--- BEGIN ---
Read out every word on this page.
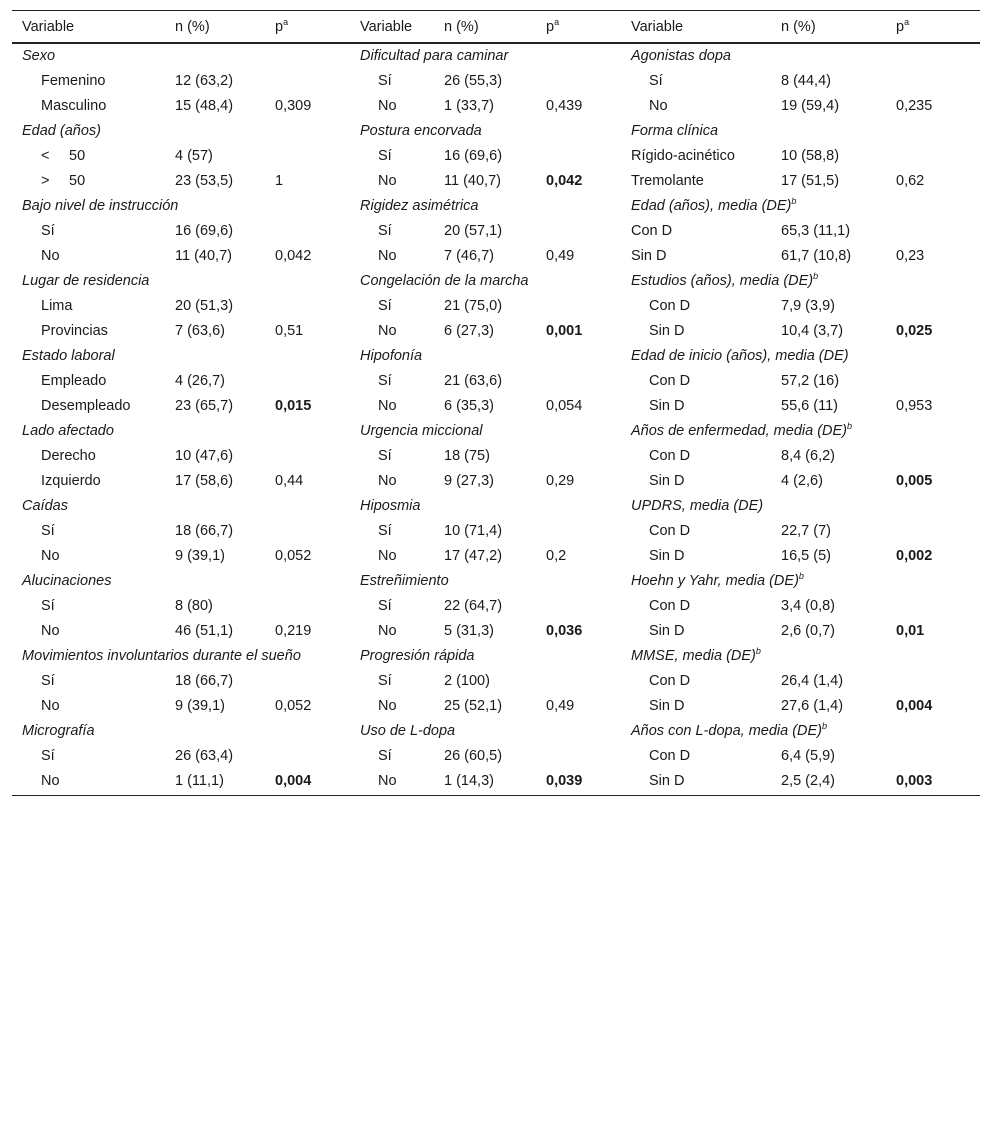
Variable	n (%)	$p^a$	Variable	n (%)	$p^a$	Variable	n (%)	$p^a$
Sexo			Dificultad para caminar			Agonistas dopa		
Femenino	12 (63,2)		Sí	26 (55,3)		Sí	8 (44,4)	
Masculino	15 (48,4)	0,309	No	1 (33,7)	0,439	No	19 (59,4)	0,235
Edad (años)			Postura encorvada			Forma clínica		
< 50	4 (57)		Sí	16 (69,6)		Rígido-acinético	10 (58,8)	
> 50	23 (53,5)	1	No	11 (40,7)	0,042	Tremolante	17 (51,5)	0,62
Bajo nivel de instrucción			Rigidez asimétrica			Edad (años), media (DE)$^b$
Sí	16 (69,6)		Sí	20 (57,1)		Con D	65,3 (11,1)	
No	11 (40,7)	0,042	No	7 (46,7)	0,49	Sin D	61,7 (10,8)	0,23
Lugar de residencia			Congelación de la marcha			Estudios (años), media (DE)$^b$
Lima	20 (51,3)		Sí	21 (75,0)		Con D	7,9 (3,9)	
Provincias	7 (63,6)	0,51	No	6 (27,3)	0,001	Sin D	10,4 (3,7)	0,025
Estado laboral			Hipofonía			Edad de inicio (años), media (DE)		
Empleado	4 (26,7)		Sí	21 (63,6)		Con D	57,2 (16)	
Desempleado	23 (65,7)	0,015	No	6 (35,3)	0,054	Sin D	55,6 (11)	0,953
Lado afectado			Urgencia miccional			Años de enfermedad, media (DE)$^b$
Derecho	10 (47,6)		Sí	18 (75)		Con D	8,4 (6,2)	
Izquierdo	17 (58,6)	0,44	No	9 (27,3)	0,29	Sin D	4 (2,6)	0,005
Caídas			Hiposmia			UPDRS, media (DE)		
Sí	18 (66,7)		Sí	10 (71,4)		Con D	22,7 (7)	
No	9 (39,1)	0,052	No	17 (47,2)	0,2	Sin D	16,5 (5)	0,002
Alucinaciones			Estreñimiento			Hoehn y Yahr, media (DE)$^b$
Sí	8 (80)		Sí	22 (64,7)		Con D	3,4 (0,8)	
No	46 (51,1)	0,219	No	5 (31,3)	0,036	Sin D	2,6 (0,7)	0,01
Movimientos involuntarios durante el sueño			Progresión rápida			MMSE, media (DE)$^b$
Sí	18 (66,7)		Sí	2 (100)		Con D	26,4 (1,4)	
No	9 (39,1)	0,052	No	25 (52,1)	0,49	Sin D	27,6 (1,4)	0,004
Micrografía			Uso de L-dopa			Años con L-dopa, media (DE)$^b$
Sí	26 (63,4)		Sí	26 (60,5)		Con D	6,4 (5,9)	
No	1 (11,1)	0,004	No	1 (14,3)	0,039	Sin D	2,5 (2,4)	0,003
--- END ---
**Exercise brief:**
Locate all lines in the listing above with the word "media" and copy them.

**Response:**
Bajo nivel de instrucción			Rigidez asimétrica			Edad (años), media (DE)$^b$
Lugar de residencia			Congelación de la marcha			Estudios (años), media (DE)$^b$
Estado laboral			Hipofonía			Edad de inicio (años), media (DE)		
Lado afectado			Urgencia miccional			Años de enfermedad, media (DE)$^b$
Caídas			Hiposmia			UPDRS, media (DE)		
Alucinaciones			Estreñimiento			Hoehn y Yahr, media (DE)$^b$
Movimientos involuntarios durante el sueño			Progresión rápida			MMSE, media (DE)$^b$
Micrografía			Uso de L-dopa			Años con L-dopa, media (DE)$^b$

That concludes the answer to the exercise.